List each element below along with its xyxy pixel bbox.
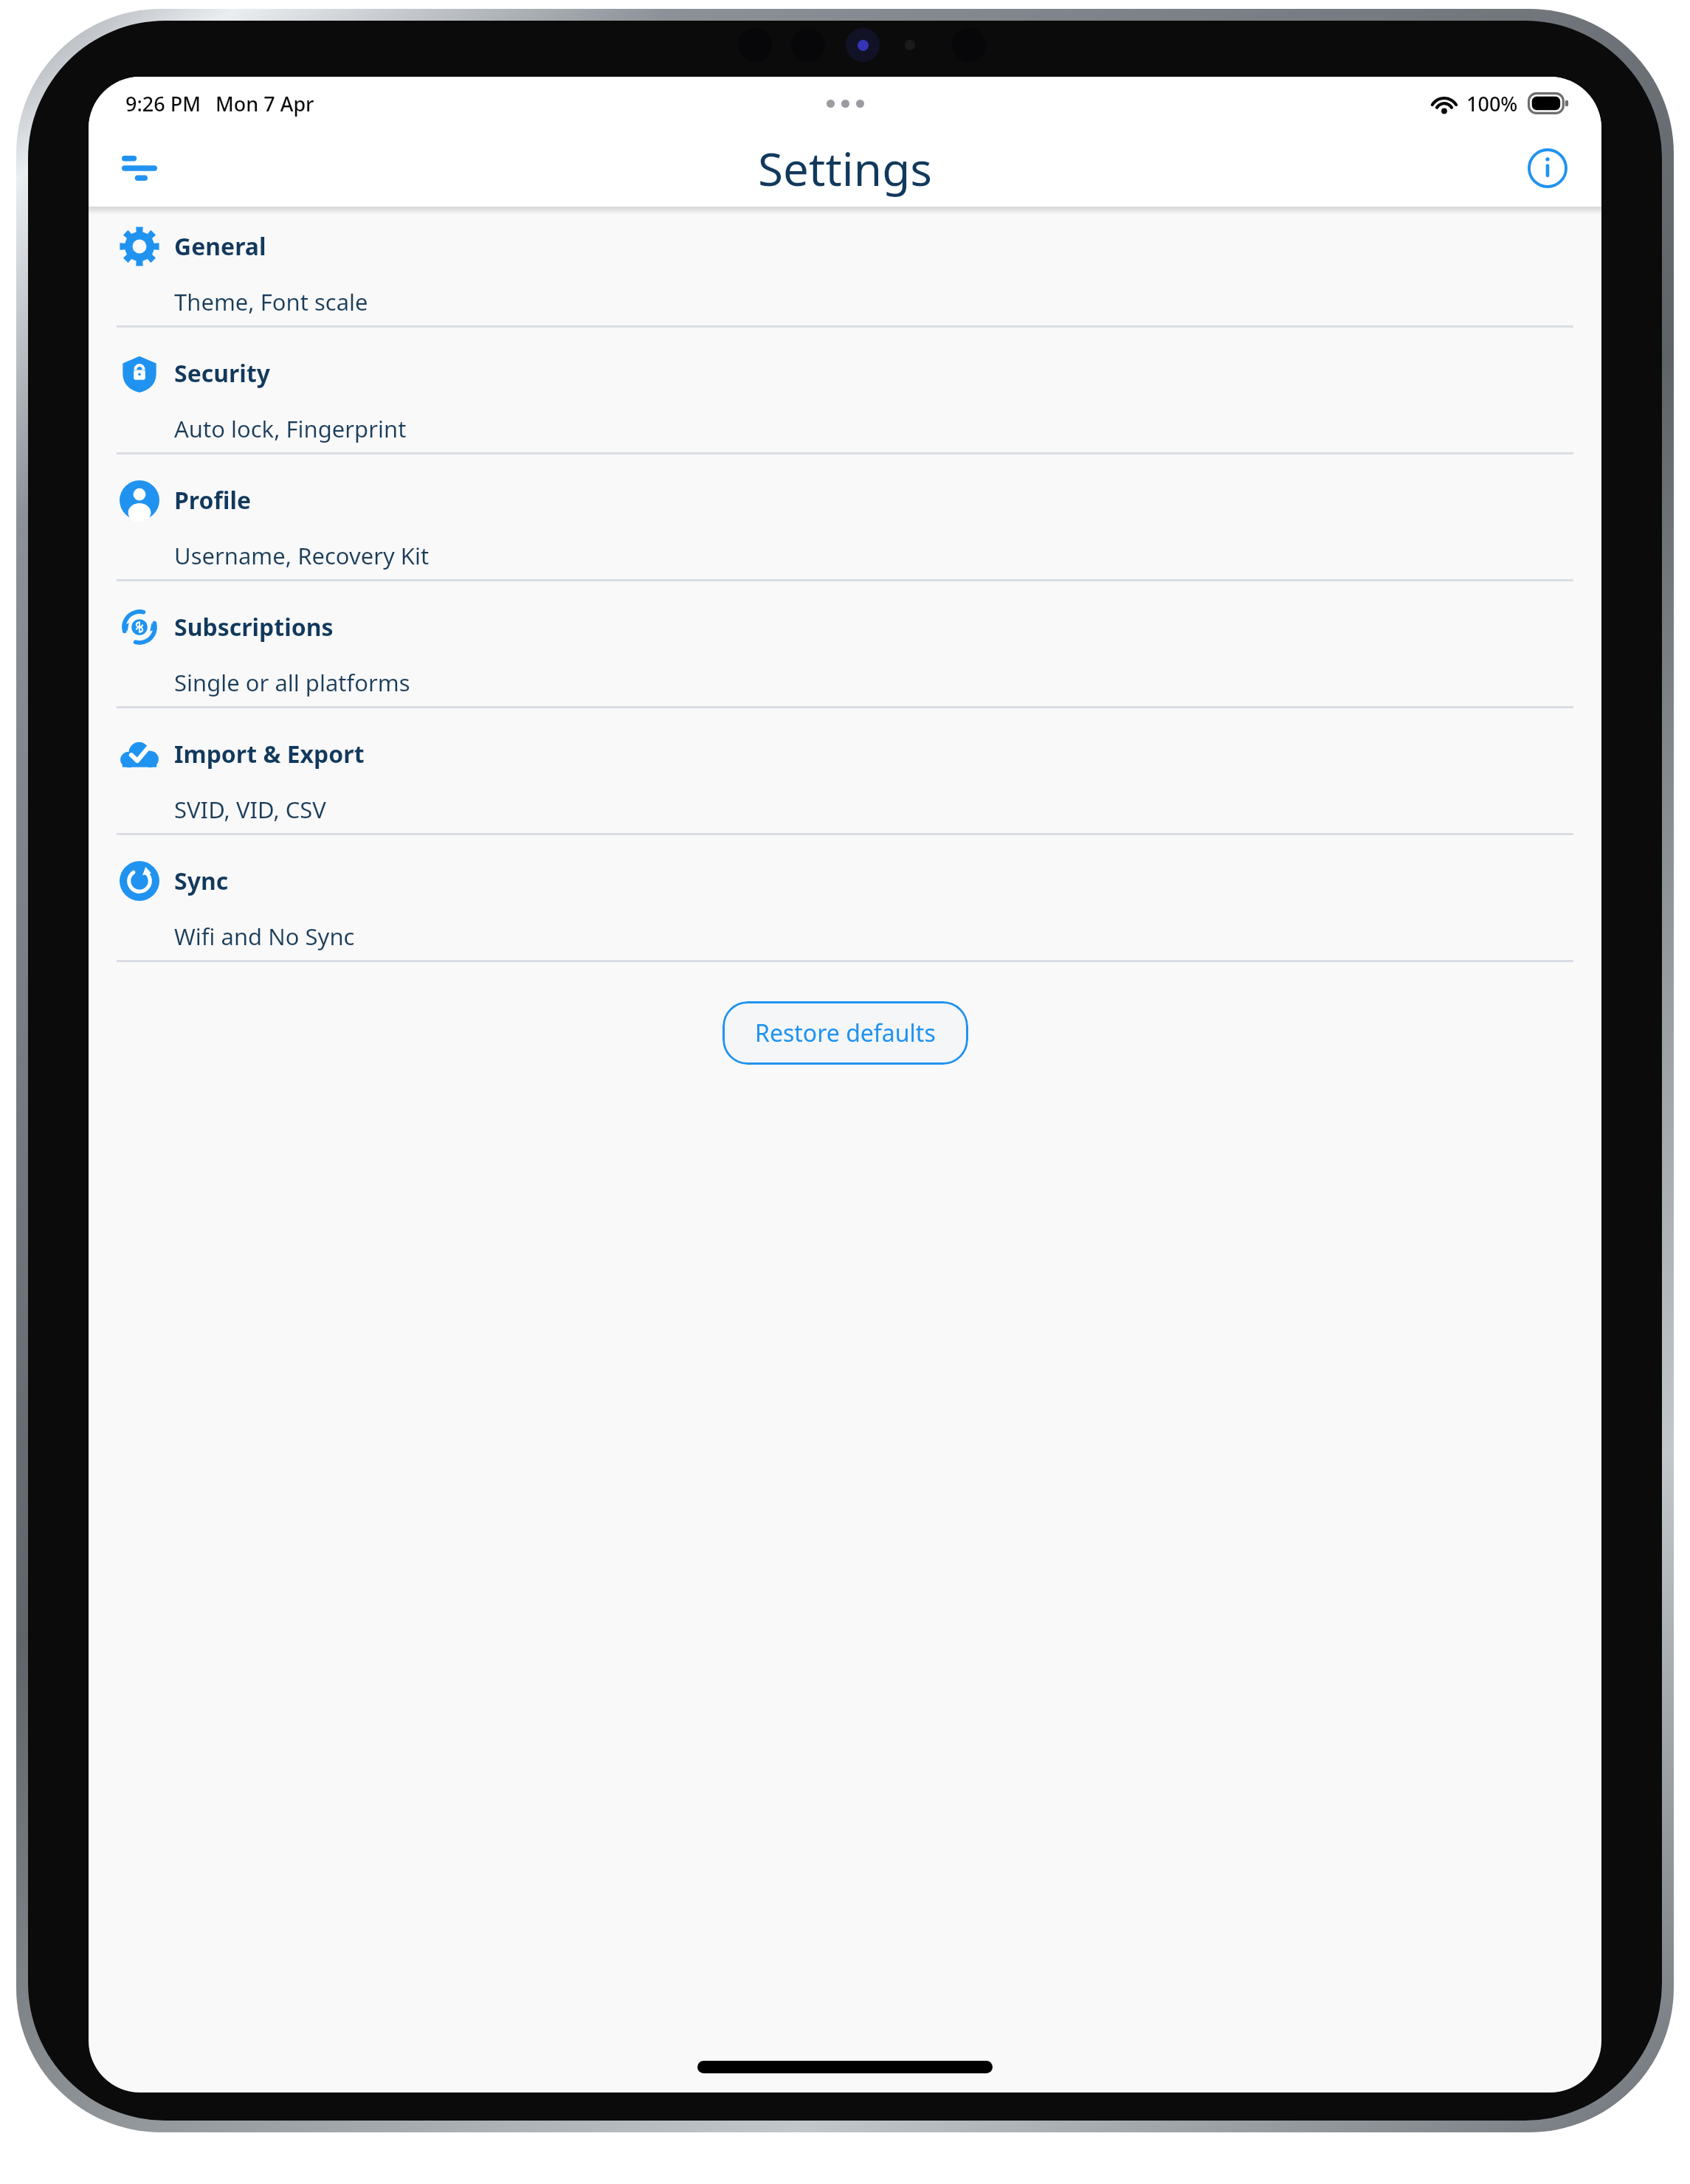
staticText: Wifi and No Sync bbox=[174, 921, 355, 952]
staticText: SVID, VID, CSV bbox=[174, 794, 326, 825]
button[interactable]: Open navigation menu bbox=[103, 132, 176, 204]
button[interactable]: General bbox=[89, 215, 1601, 342]
staticText: Settings bbox=[758, 137, 932, 199]
staticText: Auto lock, Fingerprint bbox=[174, 413, 407, 444]
staticText: Import & Export bbox=[174, 738, 365, 770]
button[interactable]: Security bbox=[89, 342, 1601, 469]
staticText: Subscriptions bbox=[174, 611, 334, 643]
button[interactable]: Profile bbox=[89, 469, 1601, 595]
staticText: Profile bbox=[174, 484, 252, 516]
staticText: Sync bbox=[174, 865, 229, 897]
staticText: Username, Recovery Kit bbox=[174, 540, 430, 571]
button[interactable]: Sync bbox=[89, 849, 1601, 976]
staticText: 9:26 PM bbox=[125, 90, 201, 117]
staticText: Mon 7 Apr bbox=[215, 90, 314, 117]
staticText: Restore defaults bbox=[755, 1017, 936, 1049]
button[interactable]: Information bbox=[1513, 134, 1582, 203]
button[interactable]: Subscriptions bbox=[89, 595, 1601, 722]
staticText: General bbox=[174, 230, 266, 263]
button[interactable]: Import & Export bbox=[89, 722, 1601, 849]
staticText: Security bbox=[174, 357, 271, 390]
staticText: Single or all platforms bbox=[174, 667, 410, 698]
staticText: 100% bbox=[1466, 90, 1518, 117]
staticText: Theme, Font scale bbox=[174, 286, 368, 317]
button[interactable]: Restore defaults bbox=[722, 1001, 968, 1065]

◆ ◆ ◆ ◆ ◆

| Stated problem |
Please render every line of the listing above as a numbered list, skipping any blank lines and leaving out the picture.

| Full output |
1. List each element below along with its xyxy pixel bbox.
2. staticText: Wifi and No Sync bbox=[174, 921, 355, 952]
3. staticText: SVID, VID, CSV bbox=[174, 794, 326, 825]
4. button[interactable]: Open navigation menu bbox=[103, 132, 176, 204]
5. button[interactable]: General bbox=[89, 215, 1601, 342]
6. staticText: Settings bbox=[758, 137, 932, 199]
7. staticText: Auto lock, Fingerprint bbox=[174, 413, 407, 444]
8. staticText: Import & Export bbox=[174, 738, 365, 770]
9. button[interactable]: Security bbox=[89, 342, 1601, 469]
10. staticText: Subscriptions bbox=[174, 611, 334, 643]
11. button[interactable]: Profile bbox=[89, 469, 1601, 595]
12. staticText: Profile bbox=[174, 484, 252, 516]
13. staticText: Sync bbox=[174, 865, 229, 897]
14. staticText: Username, Recovery Kit bbox=[174, 540, 430, 571]
15. button[interactable]: Sync bbox=[89, 849, 1601, 976]
16. staticText: 9:26 PM bbox=[125, 90, 201, 117]
17. staticText: Mon 7 Apr bbox=[215, 90, 314, 117]
18. staticText: Restore defaults bbox=[755, 1017, 936, 1049]
19. button[interactable]: Information bbox=[1513, 134, 1582, 203]
20. button[interactable]: Subscriptions bbox=[89, 595, 1601, 722]
21. staticText: General bbox=[174, 230, 266, 263]
22. button[interactable]: Import & Export bbox=[89, 722, 1601, 849]
23. staticText: Security bbox=[174, 357, 271, 390]
24. staticText: Single or all platforms bbox=[174, 667, 410, 698]
25. staticText: 100% bbox=[1466, 90, 1518, 117]
26. staticText: Theme, Font scale bbox=[174, 286, 368, 317]
27. button[interactable]: Restore defaults bbox=[722, 1001, 968, 1065]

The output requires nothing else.